/---

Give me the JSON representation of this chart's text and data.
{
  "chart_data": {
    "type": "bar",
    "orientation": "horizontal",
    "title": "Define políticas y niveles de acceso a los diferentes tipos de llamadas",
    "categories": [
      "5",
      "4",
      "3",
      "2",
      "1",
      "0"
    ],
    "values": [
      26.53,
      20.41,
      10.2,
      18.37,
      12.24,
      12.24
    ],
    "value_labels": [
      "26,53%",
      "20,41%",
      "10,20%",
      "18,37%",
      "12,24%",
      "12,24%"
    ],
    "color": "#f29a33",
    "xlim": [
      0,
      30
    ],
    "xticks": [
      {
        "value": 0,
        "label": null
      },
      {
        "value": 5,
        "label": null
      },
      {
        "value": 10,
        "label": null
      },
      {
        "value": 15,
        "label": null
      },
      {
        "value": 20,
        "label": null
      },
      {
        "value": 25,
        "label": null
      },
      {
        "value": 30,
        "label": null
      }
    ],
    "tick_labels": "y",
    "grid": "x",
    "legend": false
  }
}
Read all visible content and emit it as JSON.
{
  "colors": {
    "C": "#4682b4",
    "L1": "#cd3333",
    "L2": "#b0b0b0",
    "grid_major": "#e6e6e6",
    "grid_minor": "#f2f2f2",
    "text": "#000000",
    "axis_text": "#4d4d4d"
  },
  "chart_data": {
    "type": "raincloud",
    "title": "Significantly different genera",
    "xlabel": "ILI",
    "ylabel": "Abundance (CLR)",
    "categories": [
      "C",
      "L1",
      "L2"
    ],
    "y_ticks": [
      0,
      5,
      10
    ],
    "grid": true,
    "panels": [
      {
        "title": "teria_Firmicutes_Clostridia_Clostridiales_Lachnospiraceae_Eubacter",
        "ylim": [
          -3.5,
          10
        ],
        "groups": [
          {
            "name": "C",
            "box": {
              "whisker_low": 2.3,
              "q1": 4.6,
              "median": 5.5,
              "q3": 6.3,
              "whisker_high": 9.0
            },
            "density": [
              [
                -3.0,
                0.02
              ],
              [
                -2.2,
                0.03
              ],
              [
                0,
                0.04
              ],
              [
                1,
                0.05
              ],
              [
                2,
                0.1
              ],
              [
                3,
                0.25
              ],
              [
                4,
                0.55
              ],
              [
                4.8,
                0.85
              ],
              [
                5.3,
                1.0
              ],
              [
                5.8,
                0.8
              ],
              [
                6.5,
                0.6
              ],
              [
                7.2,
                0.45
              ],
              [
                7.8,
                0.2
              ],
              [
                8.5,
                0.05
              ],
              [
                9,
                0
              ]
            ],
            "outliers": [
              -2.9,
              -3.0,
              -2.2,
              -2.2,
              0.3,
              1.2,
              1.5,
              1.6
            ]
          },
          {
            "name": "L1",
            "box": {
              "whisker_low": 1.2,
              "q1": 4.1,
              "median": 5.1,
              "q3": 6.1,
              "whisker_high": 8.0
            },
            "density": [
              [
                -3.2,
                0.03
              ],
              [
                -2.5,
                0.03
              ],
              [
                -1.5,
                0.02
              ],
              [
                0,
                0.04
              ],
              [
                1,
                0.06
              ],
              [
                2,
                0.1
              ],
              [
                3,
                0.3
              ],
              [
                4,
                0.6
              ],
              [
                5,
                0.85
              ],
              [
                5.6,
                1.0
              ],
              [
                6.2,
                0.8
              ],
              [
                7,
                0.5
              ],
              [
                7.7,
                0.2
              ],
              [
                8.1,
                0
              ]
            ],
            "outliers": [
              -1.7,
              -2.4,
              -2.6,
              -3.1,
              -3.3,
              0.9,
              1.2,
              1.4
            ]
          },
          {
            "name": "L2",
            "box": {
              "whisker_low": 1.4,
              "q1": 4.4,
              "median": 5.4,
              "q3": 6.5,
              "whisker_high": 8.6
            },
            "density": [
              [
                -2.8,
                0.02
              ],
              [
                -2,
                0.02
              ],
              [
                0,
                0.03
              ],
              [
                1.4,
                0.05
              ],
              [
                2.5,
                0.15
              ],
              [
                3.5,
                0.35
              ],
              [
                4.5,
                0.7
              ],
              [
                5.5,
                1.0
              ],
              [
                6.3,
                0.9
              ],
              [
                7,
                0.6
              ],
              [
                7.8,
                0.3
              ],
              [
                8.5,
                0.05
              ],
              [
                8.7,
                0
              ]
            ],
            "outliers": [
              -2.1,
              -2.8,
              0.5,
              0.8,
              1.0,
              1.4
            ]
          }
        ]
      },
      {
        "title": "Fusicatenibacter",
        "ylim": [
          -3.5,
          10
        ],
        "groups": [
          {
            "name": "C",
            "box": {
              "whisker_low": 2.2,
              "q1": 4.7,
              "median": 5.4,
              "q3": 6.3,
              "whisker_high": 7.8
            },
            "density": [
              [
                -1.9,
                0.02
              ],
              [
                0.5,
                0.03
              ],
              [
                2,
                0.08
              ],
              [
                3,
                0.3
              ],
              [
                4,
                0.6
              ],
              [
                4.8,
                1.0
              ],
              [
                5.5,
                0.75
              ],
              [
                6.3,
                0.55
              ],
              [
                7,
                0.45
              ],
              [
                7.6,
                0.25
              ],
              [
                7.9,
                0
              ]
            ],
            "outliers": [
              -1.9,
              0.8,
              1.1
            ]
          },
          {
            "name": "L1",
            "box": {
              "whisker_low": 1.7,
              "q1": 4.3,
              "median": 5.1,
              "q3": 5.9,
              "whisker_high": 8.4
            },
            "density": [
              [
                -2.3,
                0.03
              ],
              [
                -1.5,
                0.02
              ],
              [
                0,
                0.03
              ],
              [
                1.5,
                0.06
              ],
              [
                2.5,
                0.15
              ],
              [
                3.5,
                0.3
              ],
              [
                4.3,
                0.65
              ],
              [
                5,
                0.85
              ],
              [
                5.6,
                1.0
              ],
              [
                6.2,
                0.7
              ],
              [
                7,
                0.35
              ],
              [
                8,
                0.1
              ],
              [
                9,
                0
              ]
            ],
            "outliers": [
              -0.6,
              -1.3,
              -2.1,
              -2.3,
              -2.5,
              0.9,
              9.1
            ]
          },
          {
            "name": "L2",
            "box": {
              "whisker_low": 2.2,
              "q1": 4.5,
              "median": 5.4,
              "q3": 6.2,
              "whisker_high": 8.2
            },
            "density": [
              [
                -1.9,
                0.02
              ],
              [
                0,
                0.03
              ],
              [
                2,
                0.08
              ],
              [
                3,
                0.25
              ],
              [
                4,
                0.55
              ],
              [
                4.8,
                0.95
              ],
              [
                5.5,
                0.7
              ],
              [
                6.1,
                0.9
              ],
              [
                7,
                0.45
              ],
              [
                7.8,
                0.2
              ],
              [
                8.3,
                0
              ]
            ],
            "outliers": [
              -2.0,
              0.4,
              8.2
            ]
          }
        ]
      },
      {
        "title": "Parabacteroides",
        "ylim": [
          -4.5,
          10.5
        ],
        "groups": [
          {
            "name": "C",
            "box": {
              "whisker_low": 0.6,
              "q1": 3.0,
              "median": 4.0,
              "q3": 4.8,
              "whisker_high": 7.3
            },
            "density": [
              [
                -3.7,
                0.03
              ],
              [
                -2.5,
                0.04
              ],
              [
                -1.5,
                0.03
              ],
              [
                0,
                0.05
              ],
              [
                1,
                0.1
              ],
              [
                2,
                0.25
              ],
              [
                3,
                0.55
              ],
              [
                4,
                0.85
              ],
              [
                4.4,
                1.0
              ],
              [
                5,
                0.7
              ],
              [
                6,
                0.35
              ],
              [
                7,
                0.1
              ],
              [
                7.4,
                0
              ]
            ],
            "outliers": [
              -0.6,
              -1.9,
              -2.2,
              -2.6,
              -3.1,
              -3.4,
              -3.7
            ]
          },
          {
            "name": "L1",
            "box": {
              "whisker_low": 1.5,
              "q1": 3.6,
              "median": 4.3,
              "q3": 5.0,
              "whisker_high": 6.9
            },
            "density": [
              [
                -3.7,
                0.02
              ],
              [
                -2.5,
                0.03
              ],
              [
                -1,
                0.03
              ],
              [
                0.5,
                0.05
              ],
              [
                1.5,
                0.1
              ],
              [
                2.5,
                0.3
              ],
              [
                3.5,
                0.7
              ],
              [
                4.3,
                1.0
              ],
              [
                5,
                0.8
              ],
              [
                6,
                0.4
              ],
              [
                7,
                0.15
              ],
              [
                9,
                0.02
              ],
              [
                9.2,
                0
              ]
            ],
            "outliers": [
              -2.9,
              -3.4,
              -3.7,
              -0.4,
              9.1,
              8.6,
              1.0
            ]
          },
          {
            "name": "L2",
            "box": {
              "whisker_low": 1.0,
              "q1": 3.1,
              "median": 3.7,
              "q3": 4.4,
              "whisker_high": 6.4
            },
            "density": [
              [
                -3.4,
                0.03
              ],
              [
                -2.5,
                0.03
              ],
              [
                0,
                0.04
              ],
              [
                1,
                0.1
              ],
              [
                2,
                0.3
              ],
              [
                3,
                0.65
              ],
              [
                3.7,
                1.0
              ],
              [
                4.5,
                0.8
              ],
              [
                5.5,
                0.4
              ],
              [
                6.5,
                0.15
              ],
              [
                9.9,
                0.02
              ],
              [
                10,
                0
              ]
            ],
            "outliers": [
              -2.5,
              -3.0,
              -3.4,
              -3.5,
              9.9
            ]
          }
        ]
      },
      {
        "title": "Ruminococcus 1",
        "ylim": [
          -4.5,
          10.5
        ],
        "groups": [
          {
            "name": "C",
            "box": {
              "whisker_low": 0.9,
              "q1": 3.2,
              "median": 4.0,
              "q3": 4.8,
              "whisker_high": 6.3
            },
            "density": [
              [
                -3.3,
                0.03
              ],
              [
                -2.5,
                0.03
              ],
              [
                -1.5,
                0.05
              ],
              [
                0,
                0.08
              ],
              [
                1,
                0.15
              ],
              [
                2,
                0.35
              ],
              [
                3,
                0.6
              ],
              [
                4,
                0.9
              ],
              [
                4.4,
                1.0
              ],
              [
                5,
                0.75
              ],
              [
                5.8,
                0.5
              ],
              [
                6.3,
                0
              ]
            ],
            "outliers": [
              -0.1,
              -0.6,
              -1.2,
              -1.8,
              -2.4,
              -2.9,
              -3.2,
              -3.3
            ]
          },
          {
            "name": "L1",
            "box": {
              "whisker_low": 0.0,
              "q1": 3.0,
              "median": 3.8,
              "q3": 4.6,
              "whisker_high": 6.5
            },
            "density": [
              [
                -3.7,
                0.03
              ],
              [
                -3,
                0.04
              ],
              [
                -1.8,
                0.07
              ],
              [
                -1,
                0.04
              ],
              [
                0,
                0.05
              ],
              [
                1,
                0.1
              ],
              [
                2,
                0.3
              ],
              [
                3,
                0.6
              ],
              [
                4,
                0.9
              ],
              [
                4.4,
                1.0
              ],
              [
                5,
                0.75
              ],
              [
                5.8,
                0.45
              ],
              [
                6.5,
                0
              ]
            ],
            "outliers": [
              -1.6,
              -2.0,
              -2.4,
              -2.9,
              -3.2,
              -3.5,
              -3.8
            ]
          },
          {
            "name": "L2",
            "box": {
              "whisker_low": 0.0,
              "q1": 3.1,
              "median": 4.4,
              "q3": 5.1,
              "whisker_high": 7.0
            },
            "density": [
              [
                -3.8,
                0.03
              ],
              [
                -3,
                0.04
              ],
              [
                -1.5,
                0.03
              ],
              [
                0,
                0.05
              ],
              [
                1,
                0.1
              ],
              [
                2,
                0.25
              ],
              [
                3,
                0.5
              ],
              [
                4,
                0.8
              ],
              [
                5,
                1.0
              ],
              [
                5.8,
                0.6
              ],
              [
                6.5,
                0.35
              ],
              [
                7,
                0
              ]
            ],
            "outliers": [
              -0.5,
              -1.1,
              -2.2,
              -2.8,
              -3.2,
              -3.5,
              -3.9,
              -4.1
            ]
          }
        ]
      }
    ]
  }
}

\---

Reproduce each line of the material containing the word "title".

    "title": "Define políticas y niveles de acceso a los diferentes tipos de llamadas",
    "title": "Significantly different genera",
        "title": "teria_Firmicutes_Clostridia_Clostridiales_Lachnospiraceae_Eubacter",
        "title": "Fusicatenibacter",
        "title": "Parabacteroides",
        "title": "Ruminococcus 1",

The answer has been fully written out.